* [Work instructions] Look through the records that follow. Copy every line containing the word "name".

* [Provided data]
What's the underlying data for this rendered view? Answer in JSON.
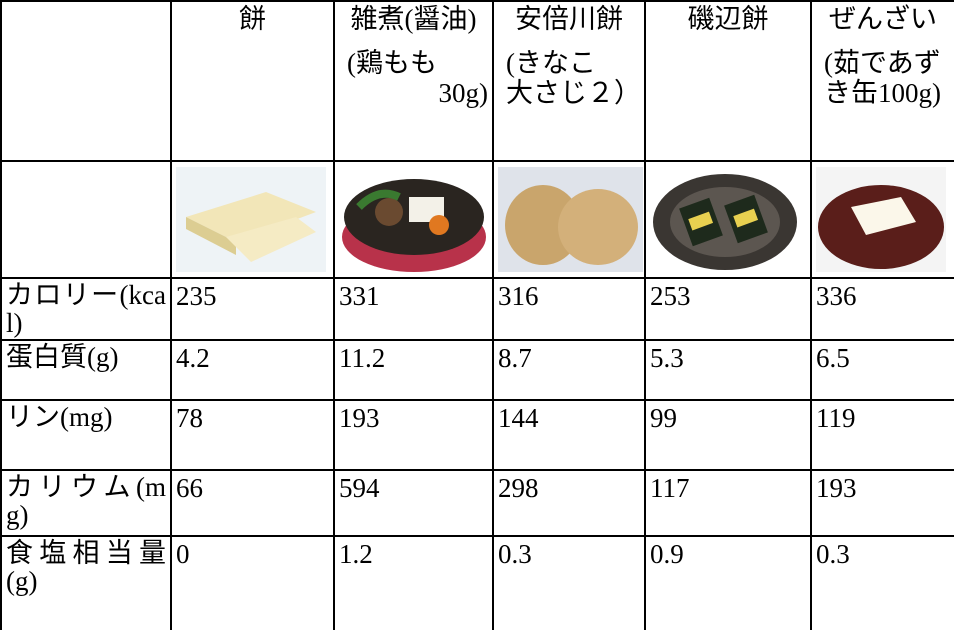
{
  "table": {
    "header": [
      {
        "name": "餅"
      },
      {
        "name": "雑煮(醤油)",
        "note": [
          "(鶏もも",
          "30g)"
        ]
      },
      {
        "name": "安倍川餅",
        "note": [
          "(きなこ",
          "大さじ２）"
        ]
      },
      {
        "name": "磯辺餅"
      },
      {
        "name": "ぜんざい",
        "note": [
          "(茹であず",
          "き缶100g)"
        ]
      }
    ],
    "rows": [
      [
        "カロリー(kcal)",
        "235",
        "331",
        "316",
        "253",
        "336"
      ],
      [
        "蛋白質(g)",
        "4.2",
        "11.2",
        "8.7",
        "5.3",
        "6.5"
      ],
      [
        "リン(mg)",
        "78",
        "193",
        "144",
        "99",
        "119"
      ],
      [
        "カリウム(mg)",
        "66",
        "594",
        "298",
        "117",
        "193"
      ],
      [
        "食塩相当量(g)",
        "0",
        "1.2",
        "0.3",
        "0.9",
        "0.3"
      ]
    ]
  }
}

* [Solution to the problem]
        "name": "餅"
        "name": "雑煮(醤油)",
        "name": "安倍川餅",
        "name": "磯辺餅"
        "name": "ぜんざい",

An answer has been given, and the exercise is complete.